• Instructions to follow:
Reproduce the records that follow in full, excluding any picture they contain.
=== Source material ===
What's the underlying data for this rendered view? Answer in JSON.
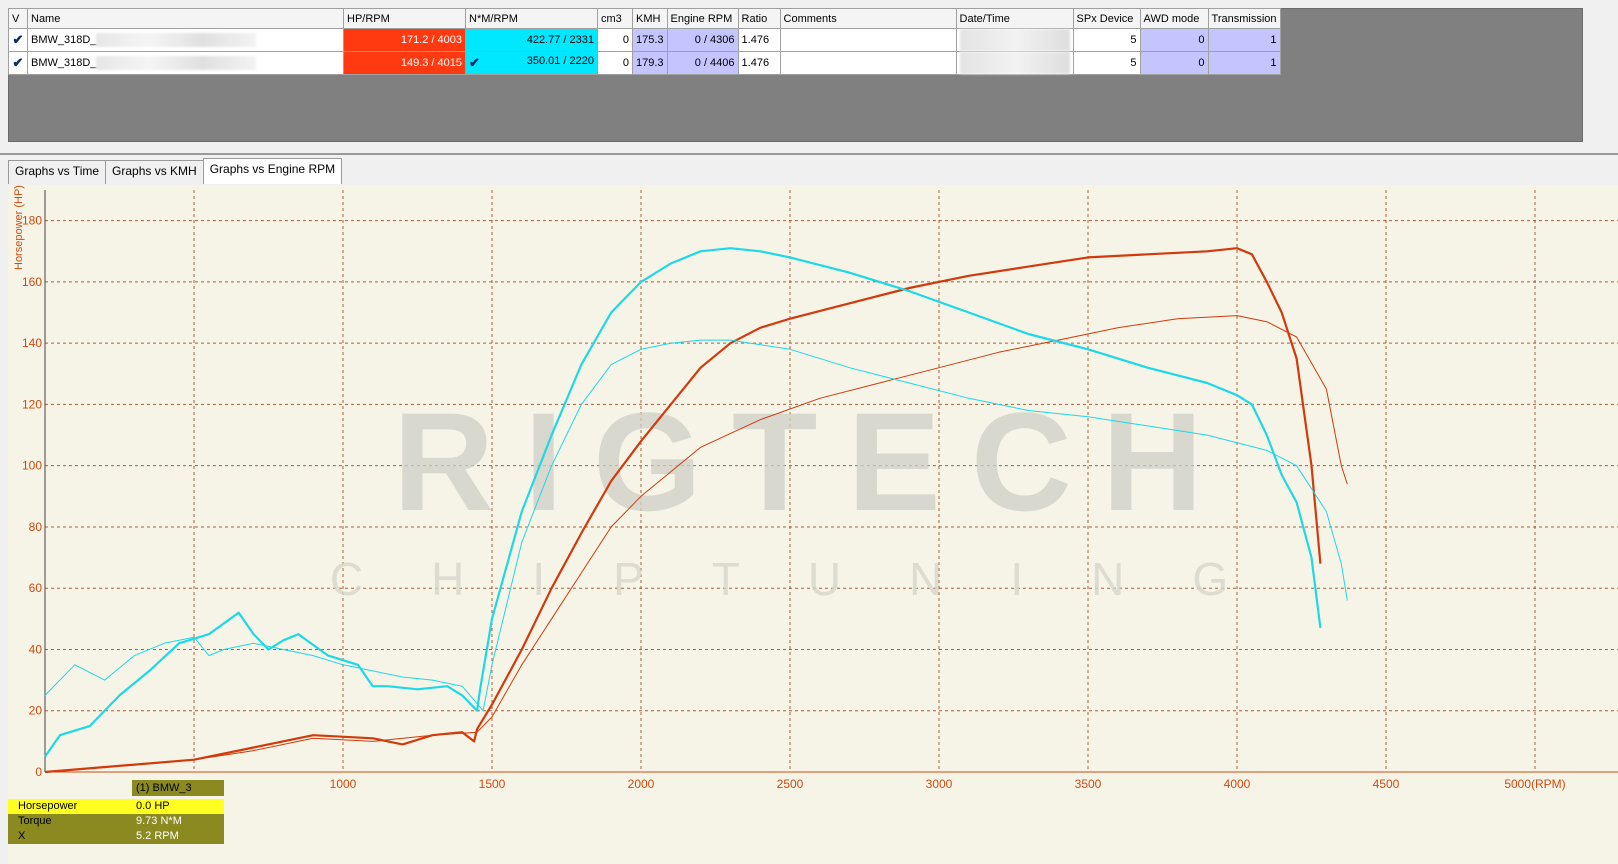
{
  "table": {
    "headers": [
      "V",
      "Name",
      "HP/RPM",
      "N*M/RPM",
      "cm3",
      "KMH",
      "Engine RPM",
      "Ratio",
      "Comments",
      "Date/Time",
      "SPx Device",
      "AWD mode",
      "Transmission"
    ],
    "rows": [
      {
        "name": "BMW_318D_",
        "hp": "171.2 / 4003",
        "torque": "422.77 / 2331",
        "cm3": "0",
        "kmh": "175.3",
        "rpm": "0 / 4306",
        "ratio": "1.476",
        "comments": "",
        "spx": "5",
        "awd": "0",
        "trans": "1"
      },
      {
        "name": "BMW_318D_",
        "hp": "149.3 / 4015",
        "torque": "350.01 / 2220",
        "cm3": "0",
        "kmh": "179.3",
        "rpm": "0 / 4406",
        "ratio": "1.476",
        "comments": "",
        "spx": "5",
        "awd": "0",
        "trans": "1"
      }
    ]
  },
  "tabs": [
    "Graphs vs Time",
    "Graphs vs KMH",
    "Graphs vs Engine RPM"
  ],
  "active_tab": "Graphs vs Engine RPM",
  "watermark": {
    "main": "RIGTECH",
    "sub": "CHIPTUNING"
  },
  "legend": {
    "title": "(1) BMW_3",
    "rows": [
      {
        "label": "Horsepower",
        "value": "0.0 HP"
      },
      {
        "label": "Torque",
        "value": "9.73 N*M"
      },
      {
        "label": "X",
        "value": "5.2 RPM"
      }
    ]
  },
  "colors": {
    "hp": "#d03a0c",
    "torque": "#1ed8e8",
    "grid": "#9a2a00",
    "bg": "#f6f4e6",
    "axis_text": "#d04a10"
  },
  "chart_data": {
    "type": "line",
    "ylabel": "Horsepower (HP)",
    "xlabel": "RPM",
    "xlim": [
      0,
      5000
    ],
    "ylim": [
      0,
      190
    ],
    "x_ticks": [
      "1000",
      "1500",
      "2000",
      "2500",
      "3000",
      "3500",
      "4000",
      "4500",
      "5000(RPM)"
    ],
    "y_ticks": [
      "0",
      "20",
      "40",
      "60",
      "80",
      "100",
      "120",
      "140",
      "160",
      "180"
    ],
    "series": [
      {
        "kind": "hp",
        "run": 1,
        "points": [
          [
            0,
            0
          ],
          [
            500,
            4
          ],
          [
            700,
            8
          ],
          [
            900,
            12
          ],
          [
            1100,
            11
          ],
          [
            1200,
            9
          ],
          [
            1300,
            12
          ],
          [
            1400,
            13
          ],
          [
            1440,
            10
          ],
          [
            1450,
            14
          ],
          [
            1500,
            22
          ],
          [
            1600,
            40
          ],
          [
            1700,
            60
          ],
          [
            1800,
            78
          ],
          [
            1900,
            95
          ],
          [
            2000,
            108
          ],
          [
            2100,
            120
          ],
          [
            2200,
            132
          ],
          [
            2300,
            140
          ],
          [
            2400,
            145
          ],
          [
            2500,
            148
          ],
          [
            2700,
            153
          ],
          [
            2900,
            158
          ],
          [
            3100,
            162
          ],
          [
            3300,
            165
          ],
          [
            3500,
            168
          ],
          [
            3700,
            169
          ],
          [
            3900,
            170
          ],
          [
            4000,
            171
          ],
          [
            4050,
            169
          ],
          [
            4100,
            160
          ],
          [
            4150,
            150
          ],
          [
            4200,
            135
          ],
          [
            4250,
            100
          ],
          [
            4280,
            68
          ]
        ]
      },
      {
        "kind": "hp",
        "run": 2,
        "points": [
          [
            0,
            0
          ],
          [
            500,
            4
          ],
          [
            700,
            7
          ],
          [
            900,
            11
          ],
          [
            1100,
            10
          ],
          [
            1300,
            12
          ],
          [
            1450,
            13
          ],
          [
            1500,
            18
          ],
          [
            1600,
            35
          ],
          [
            1700,
            50
          ],
          [
            1800,
            65
          ],
          [
            1900,
            80
          ],
          [
            2000,
            90
          ],
          [
            2100,
            98
          ],
          [
            2200,
            106
          ],
          [
            2400,
            115
          ],
          [
            2600,
            122
          ],
          [
            2800,
            127
          ],
          [
            3000,
            132
          ],
          [
            3200,
            137
          ],
          [
            3400,
            141
          ],
          [
            3600,
            145
          ],
          [
            3800,
            148
          ],
          [
            4000,
            149
          ],
          [
            4100,
            147
          ],
          [
            4200,
            142
          ],
          [
            4300,
            125
          ],
          [
            4350,
            100
          ],
          [
            4370,
            94
          ]
        ]
      },
      {
        "kind": "torque",
        "run": 1,
        "points": [
          [
            0,
            5
          ],
          [
            50,
            12
          ],
          [
            150,
            15
          ],
          [
            250,
            25
          ],
          [
            350,
            33
          ],
          [
            450,
            42
          ],
          [
            550,
            45
          ],
          [
            650,
            52
          ],
          [
            700,
            45
          ],
          [
            750,
            40
          ],
          [
            800,
            43
          ],
          [
            850,
            45
          ],
          [
            950,
            38
          ],
          [
            1050,
            35
          ],
          [
            1100,
            28
          ],
          [
            1150,
            28
          ],
          [
            1250,
            27
          ],
          [
            1350,
            28
          ],
          [
            1400,
            25
          ],
          [
            1450,
            20
          ],
          [
            1460,
            27
          ],
          [
            1500,
            50
          ],
          [
            1600,
            85
          ],
          [
            1700,
            110
          ],
          [
            1800,
            133
          ],
          [
            1900,
            150
          ],
          [
            2000,
            160
          ],
          [
            2100,
            166
          ],
          [
            2200,
            170
          ],
          [
            2300,
            171
          ],
          [
            2400,
            170
          ],
          [
            2500,
            168
          ],
          [
            2700,
            163
          ],
          [
            2900,
            157
          ],
          [
            3100,
            150
          ],
          [
            3300,
            143
          ],
          [
            3500,
            138
          ],
          [
            3700,
            132
          ],
          [
            3900,
            127
          ],
          [
            4000,
            123
          ],
          [
            4050,
            120
          ],
          [
            4100,
            110
          ],
          [
            4150,
            97
          ],
          [
            4200,
            88
          ],
          [
            4250,
            70
          ],
          [
            4280,
            47
          ]
        ]
      },
      {
        "kind": "torque",
        "run": 2,
        "points": [
          [
            0,
            25
          ],
          [
            100,
            35
          ],
          [
            200,
            30
          ],
          [
            300,
            38
          ],
          [
            400,
            42
          ],
          [
            500,
            44
          ],
          [
            550,
            38
          ],
          [
            600,
            40
          ],
          [
            700,
            42
          ],
          [
            800,
            40
          ],
          [
            900,
            38
          ],
          [
            1000,
            35
          ],
          [
            1100,
            33
          ],
          [
            1200,
            31
          ],
          [
            1300,
            30
          ],
          [
            1400,
            28
          ],
          [
            1470,
            20
          ],
          [
            1500,
            35
          ],
          [
            1600,
            75
          ],
          [
            1700,
            100
          ],
          [
            1800,
            120
          ],
          [
            1900,
            133
          ],
          [
            2000,
            138
          ],
          [
            2100,
            140
          ],
          [
            2200,
            141
          ],
          [
            2300,
            141
          ],
          [
            2500,
            138
          ],
          [
            2700,
            132
          ],
          [
            2900,
            127
          ],
          [
            3100,
            122
          ],
          [
            3300,
            118
          ],
          [
            3500,
            116
          ],
          [
            3700,
            113
          ],
          [
            3900,
            110
          ],
          [
            4100,
            105
          ],
          [
            4200,
            100
          ],
          [
            4300,
            85
          ],
          [
            4350,
            68
          ],
          [
            4370,
            56
          ]
        ]
      }
    ]
  }
}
===
• Exercise solution:
What's the underlying data for this rendered view? Answer in JSON.
{
  "table": {
    "headers": [
      "V",
      "Name",
      "HP/RPM",
      "N*M/RPM",
      "cm3",
      "KMH",
      "Engine RPM",
      "Ratio",
      "Comments",
      "Date/Time",
      "SPx Device",
      "AWD mode",
      "Transmission"
    ],
    "rows": [
      {
        "name": "BMW_318D_",
        "hp": "171.2 / 4003",
        "torque": "422.77 / 2331",
        "cm3": "0",
        "kmh": "175.3",
        "rpm": "0 / 4306",
        "ratio": "1.476",
        "comments": "",
        "spx": "5",
        "awd": "0",
        "trans": "1"
      },
      {
        "name": "BMW_318D_",
        "hp": "149.3 / 4015",
        "torque": "350.01 / 2220",
        "cm3": "0",
        "kmh": "179.3",
        "rpm": "0 / 4406",
        "ratio": "1.476",
        "comments": "",
        "spx": "5",
        "awd": "0",
        "trans": "1"
      }
    ]
  },
  "tabs": [
    "Graphs vs Time",
    "Graphs vs KMH",
    "Graphs vs Engine RPM"
  ],
  "active_tab": "Graphs vs Engine RPM",
  "watermark": {
    "main": "RIGTECH",
    "sub": "CHIPTUNING"
  },
  "legend": {
    "title": "(1) BMW_3",
    "rows": [
      {
        "label": "Horsepower",
        "value": "0.0 HP"
      },
      {
        "label": "Torque",
        "value": "9.73 N*M"
      },
      {
        "label": "X",
        "value": "5.2 RPM"
      }
    ]
  },
  "colors": {
    "hp": "#d03a0c",
    "torque": "#1ed8e8",
    "grid": "#9a2a00",
    "bg": "#f6f4e6",
    "axis_text": "#d04a10"
  },
  "chart_data": {
    "type": "line",
    "ylabel": "Horsepower (HP)",
    "xlabel": "RPM",
    "xlim": [
      0,
      5000
    ],
    "ylim": [
      0,
      190
    ],
    "x_ticks": [
      "1000",
      "1500",
      "2000",
      "2500",
      "3000",
      "3500",
      "4000",
      "4500",
      "5000(RPM)"
    ],
    "y_ticks": [
      "0",
      "20",
      "40",
      "60",
      "80",
      "100",
      "120",
      "140",
      "160",
      "180"
    ],
    "series": [
      {
        "kind": "hp",
        "run": 1,
        "points": [
          [
            0,
            0
          ],
          [
            500,
            4
          ],
          [
            700,
            8
          ],
          [
            900,
            12
          ],
          [
            1100,
            11
          ],
          [
            1200,
            9
          ],
          [
            1300,
            12
          ],
          [
            1400,
            13
          ],
          [
            1440,
            10
          ],
          [
            1450,
            14
          ],
          [
            1500,
            22
          ],
          [
            1600,
            40
          ],
          [
            1700,
            60
          ],
          [
            1800,
            78
          ],
          [
            1900,
            95
          ],
          [
            2000,
            108
          ],
          [
            2100,
            120
          ],
          [
            2200,
            132
          ],
          [
            2300,
            140
          ],
          [
            2400,
            145
          ],
          [
            2500,
            148
          ],
          [
            2700,
            153
          ],
          [
            2900,
            158
          ],
          [
            3100,
            162
          ],
          [
            3300,
            165
          ],
          [
            3500,
            168
          ],
          [
            3700,
            169
          ],
          [
            3900,
            170
          ],
          [
            4000,
            171
          ],
          [
            4050,
            169
          ],
          [
            4100,
            160
          ],
          [
            4150,
            150
          ],
          [
            4200,
            135
          ],
          [
            4250,
            100
          ],
          [
            4280,
            68
          ]
        ]
      },
      {
        "kind": "hp",
        "run": 2,
        "points": [
          [
            0,
            0
          ],
          [
            500,
            4
          ],
          [
            700,
            7
          ],
          [
            900,
            11
          ],
          [
            1100,
            10
          ],
          [
            1300,
            12
          ],
          [
            1450,
            13
          ],
          [
            1500,
            18
          ],
          [
            1600,
            35
          ],
          [
            1700,
            50
          ],
          [
            1800,
            65
          ],
          [
            1900,
            80
          ],
          [
            2000,
            90
          ],
          [
            2100,
            98
          ],
          [
            2200,
            106
          ],
          [
            2400,
            115
          ],
          [
            2600,
            122
          ],
          [
            2800,
            127
          ],
          [
            3000,
            132
          ],
          [
            3200,
            137
          ],
          [
            3400,
            141
          ],
          [
            3600,
            145
          ],
          [
            3800,
            148
          ],
          [
            4000,
            149
          ],
          [
            4100,
            147
          ],
          [
            4200,
            142
          ],
          [
            4300,
            125
          ],
          [
            4350,
            100
          ],
          [
            4370,
            94
          ]
        ]
      },
      {
        "kind": "torque",
        "run": 1,
        "points": [
          [
            0,
            5
          ],
          [
            50,
            12
          ],
          [
            150,
            15
          ],
          [
            250,
            25
          ],
          [
            350,
            33
          ],
          [
            450,
            42
          ],
          [
            550,
            45
          ],
          [
            650,
            52
          ],
          [
            700,
            45
          ],
          [
            750,
            40
          ],
          [
            800,
            43
          ],
          [
            850,
            45
          ],
          [
            950,
            38
          ],
          [
            1050,
            35
          ],
          [
            1100,
            28
          ],
          [
            1150,
            28
          ],
          [
            1250,
            27
          ],
          [
            1350,
            28
          ],
          [
            1400,
            25
          ],
          [
            1450,
            20
          ],
          [
            1460,
            27
          ],
          [
            1500,
            50
          ],
          [
            1600,
            85
          ],
          [
            1700,
            110
          ],
          [
            1800,
            133
          ],
          [
            1900,
            150
          ],
          [
            2000,
            160
          ],
          [
            2100,
            166
          ],
          [
            2200,
            170
          ],
          [
            2300,
            171
          ],
          [
            2400,
            170
          ],
          [
            2500,
            168
          ],
          [
            2700,
            163
          ],
          [
            2900,
            157
          ],
          [
            3100,
            150
          ],
          [
            3300,
            143
          ],
          [
            3500,
            138
          ],
          [
            3700,
            132
          ],
          [
            3900,
            127
          ],
          [
            4000,
            123
          ],
          [
            4050,
            120
          ],
          [
            4100,
            110
          ],
          [
            4150,
            97
          ],
          [
            4200,
            88
          ],
          [
            4250,
            70
          ],
          [
            4280,
            47
          ]
        ]
      },
      {
        "kind": "torque",
        "run": 2,
        "points": [
          [
            0,
            25
          ],
          [
            100,
            35
          ],
          [
            200,
            30
          ],
          [
            300,
            38
          ],
          [
            400,
            42
          ],
          [
            500,
            44
          ],
          [
            550,
            38
          ],
          [
            600,
            40
          ],
          [
            700,
            42
          ],
          [
            800,
            40
          ],
          [
            900,
            38
          ],
          [
            1000,
            35
          ],
          [
            1100,
            33
          ],
          [
            1200,
            31
          ],
          [
            1300,
            30
          ],
          [
            1400,
            28
          ],
          [
            1470,
            20
          ],
          [
            1500,
            35
          ],
          [
            1600,
            75
          ],
          [
            1700,
            100
          ],
          [
            1800,
            120
          ],
          [
            1900,
            133
          ],
          [
            2000,
            138
          ],
          [
            2100,
            140
          ],
          [
            2200,
            141
          ],
          [
            2300,
            141
          ],
          [
            2500,
            138
          ],
          [
            2700,
            132
          ],
          [
            2900,
            127
          ],
          [
            3100,
            122
          ],
          [
            3300,
            118
          ],
          [
            3500,
            116
          ],
          [
            3700,
            113
          ],
          [
            3900,
            110
          ],
          [
            4100,
            105
          ],
          [
            4200,
            100
          ],
          [
            4300,
            85
          ],
          [
            4350,
            68
          ],
          [
            4370,
            56
          ]
        ]
      }
    ]
  }
}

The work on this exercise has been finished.